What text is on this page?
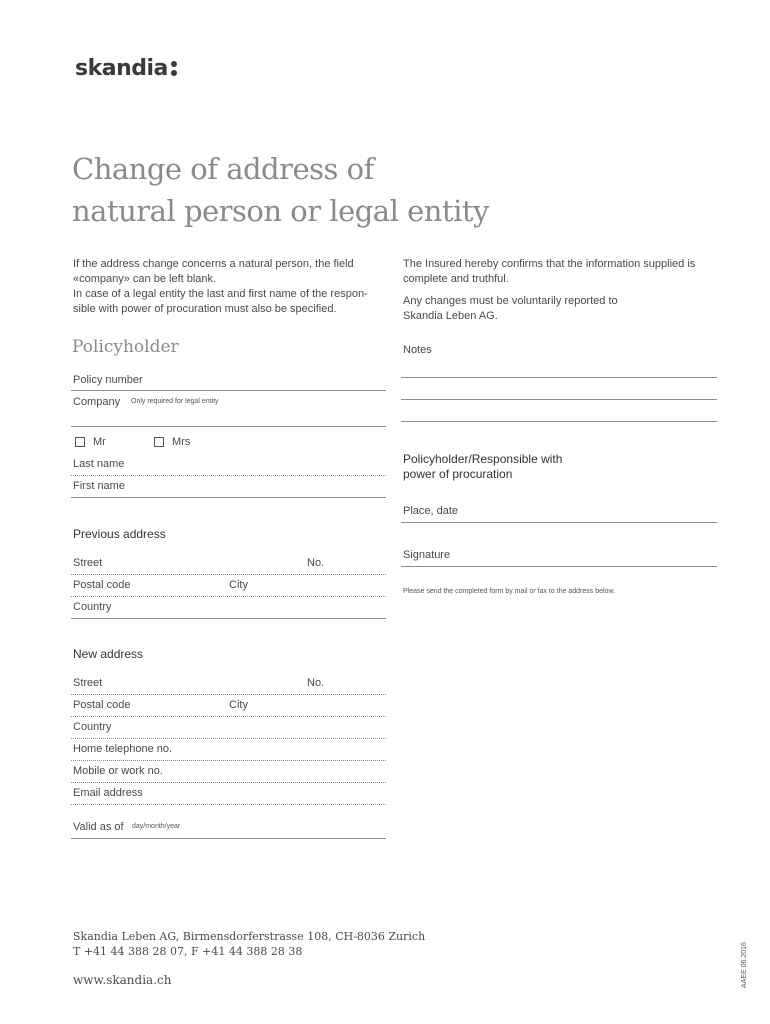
skandia
Change of address of
natural person or legal entity
If the address change concerns a natural person, the field
«company» can be left blank.
In case of a legal entity the last and first name of the respon-
sible with power of procuration must also be specified.
The Insured hereby confirms that the information supplied is
complete and truthful.
Any changes must be voluntarily reported to
Skandia Leben AG.
Policyholder	Notes
Policy number
Company Only required for legal entity
Mr	Mrs
Last name
First name
Policyholder/Responsible with
power of procuration
Place, date
Signature
Please send the completed form by mail or fax to the address below.
Previous address
Street	No.
Postal code	City
Country
New address
Street	No.
Postal code	City
Country
Home telephone no.
Mobile or work no.
Email address
Valid as of day/month/year
Skandia Leben AG, Birmensdorferstrasse 108, CH-8036 Zurich
T +41 44 388 28 07, F +41 44 388 28 38
www.skandia.ch	AAEE 06.2016
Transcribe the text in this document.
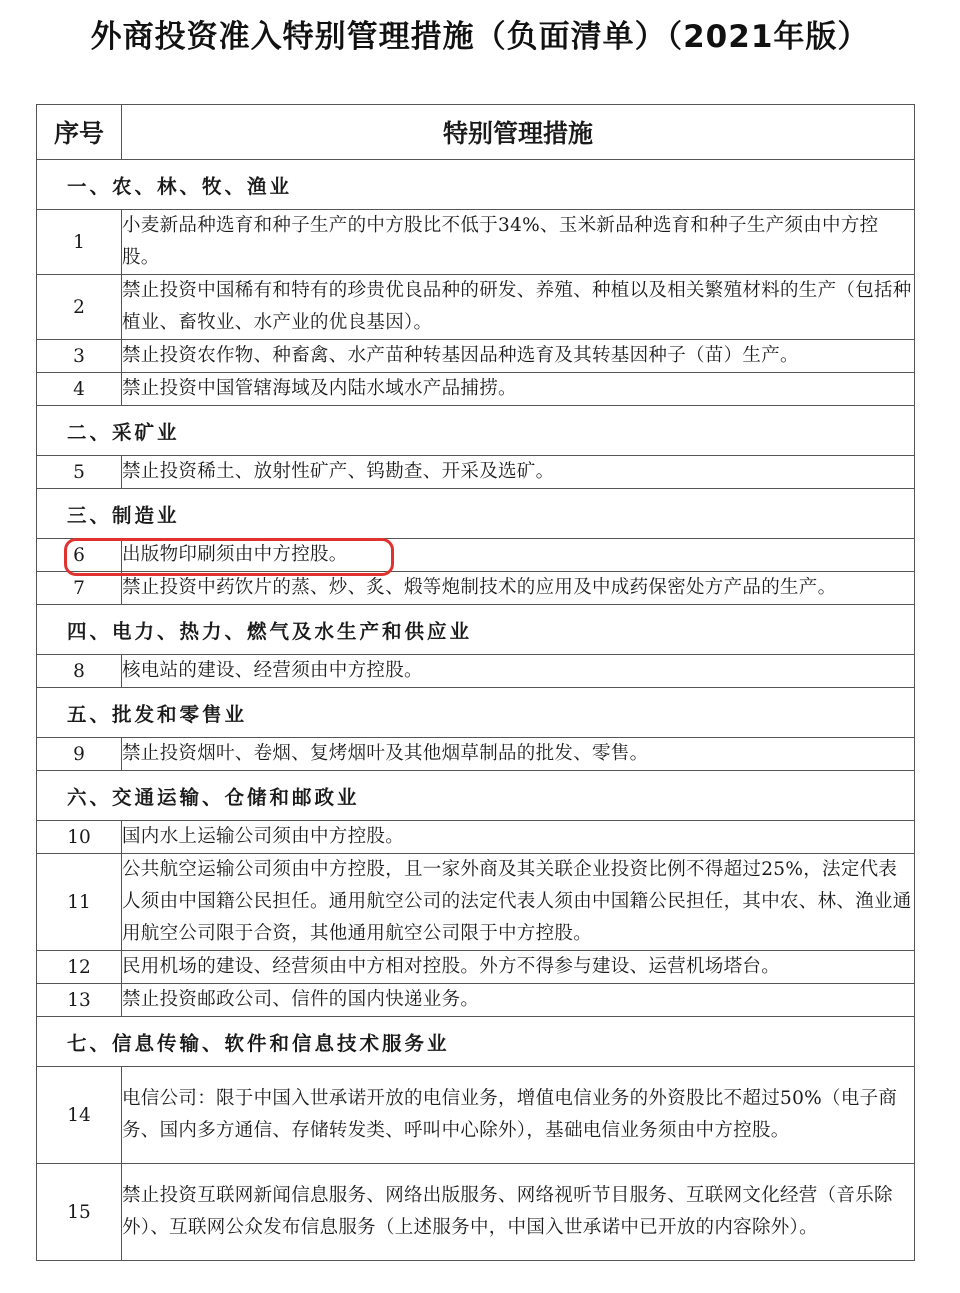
外商投资准入特别管理措施（负面清单）（2021年版）
序号	特别管理措施
一、农、林、牧、渔业	
1	小麦新品种选育和种子生产的中方股比不低于34%、玉米新品种选育和种子生产须由中方控股。
2	禁止投资中国稀有和特有的珍贵优良品种的研发、养殖、种植以及相关繁殖材料的生产（包括种植业、畜牧业、水产业的优良基因）。
3	禁止投资农作物、种畜禽、水产苗种转基因品种选育及其转基因种子（苗）生产。
4	禁止投资中国管辖海域及内陆水域水产品捕捞。
二、采矿业	
5	禁止投资稀土、放射性矿产、钨勘查、开采及选矿。
三、制造业	
6	出版物印刷须由中方控股。
7	禁止投资中药饮片的蒸、炒、炙、煅等炮制技术的应用及中成药保密处方产品的生产。
四、电力、热力、燃气及水生产和供应业	
8	核电站的建设、经营须由中方控股。
五、批发和零售业	
9	禁止投资烟叶、卷烟、复烤烟叶及其他烟草制品的批发、零售。
六、交通运输、仓储和邮政业	
10	国内水上运输公司须由中方控股。
11	公共航空运输公司须由中方控股，且一家外商及其关联企业投资比例不得超过25%，法定代表人须由中国籍公民担任。通用航空公司的法定代表人须由中国籍公民担任，其中农、林、渔业通用航空公司限于合资，其他通用航空公司限于中方控股。
12	民用机场的建设、经营须由中方相对控股。外方不得参与建设、运营机场塔台。
13	禁止投资邮政公司、信件的国内快递业务。
七、信息传输、软件和信息技术服务业	
14	电信公司：限于中国入世承诺开放的电信业务，增值电信业务的外资股比不超过50%（电子商务、国内多方通信、存储转发类、呼叫中心除外），基础电信业务须由中方控股。
15	禁止投资互联网新闻信息服务、网络出版服务、网络视听节目服务、互联网文化经营（音乐除外）、互联网公众发布信息服务（上述服务中，中国入世承诺中已开放的内容除外）。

— REQUEST —
Omit all pictures while transcribing the entries verbatim.

— RESPONSE FOR THIS EXERCISE —
What text is on this page?
skandia
Change of address of
natural person or legal entity
If the address change concerns a natural person, the field
«company» can be left blank.
In case of a legal entity the last and first name of the respon-
sible with power of procuration must also be specified.
The Insured hereby confirms that the information supplied is
complete and truthful.
Any changes must be voluntarily reported to
Skandia Leben AG.
Policyholder	Notes
Policy number
Company Only required for legal entity
Mr	Mrs
Last name
First name
Policyholder/Responsible with
power of procuration
Place, date
Signature
Please send the completed form by mail or fax to the address below.
Previous address
Street	No.
Postal code	City
Country
New address
Street	No.
Postal code	City
Country
Home telephone no.
Mobile or work no.
Email address
Valid as of day/month/year
Skandia Leben AG, Birmensdorferstrasse 108, CH-8036 Zurich
T +41 44 388 28 07, F +41 44 388 28 38
www.skandia.ch	AAEE 06.2016
Transcribe the text in this document.
外商投资准入特别管理措施（负面清单）（2021年版）
序号	特别管理措施
一、农、林、牧、渔业	
1	小麦新品种选育和种子生产的中方股比不低于34%、玉米新品种选育和种子生产须由中方控股。
2	禁止投资中国稀有和特有的珍贵优良品种的研发、养殖、种植以及相关繁殖材料的生产（包括种植业、畜牧业、水产业的优良基因）。
3	禁止投资农作物、种畜禽、水产苗种转基因品种选育及其转基因种子（苗）生产。
4	禁止投资中国管辖海域及内陆水域水产品捕捞。
二、采矿业	
5	禁止投资稀土、放射性矿产、钨勘查、开采及选矿。
三、制造业	
6	出版物印刷须由中方控股。
7	禁止投资中药饮片的蒸、炒、炙、煅等炮制技术的应用及中成药保密处方产品的生产。
四、电力、热力、燃气及水生产和供应业	
8	核电站的建设、经营须由中方控股。
五、批发和零售业	
9	禁止投资烟叶、卷烟、复烤烟叶及其他烟草制品的批发、零售。
六、交通运输、仓储和邮政业	
10	国内水上运输公司须由中方控股。
11	公共航空运输公司须由中方控股，且一家外商及其关联企业投资比例不得超过25%，法定代表人须由中国籍公民担任。通用航空公司的法定代表人须由中国籍公民担任，其中农、林、渔业通用航空公司限于合资，其他通用航空公司限于中方控股。
12	民用机场的建设、经营须由中方相对控股。外方不得参与建设、运营机场塔台。
13	禁止投资邮政公司、信件的国内快递业务。
七、信息传输、软件和信息技术服务业	
14	电信公司：限于中国入世承诺开放的电信业务，增值电信业务的外资股比不超过50%（电子商务、国内多方通信、存储转发类、呼叫中心除外），基础电信业务须由中方控股。
15	禁止投资互联网新闻信息服务、网络出版服务、网络视听节目服务、互联网文化经营（音乐除外）、互联网公众发布信息服务（上述服务中，中国入世承诺中已开放的内容除外）。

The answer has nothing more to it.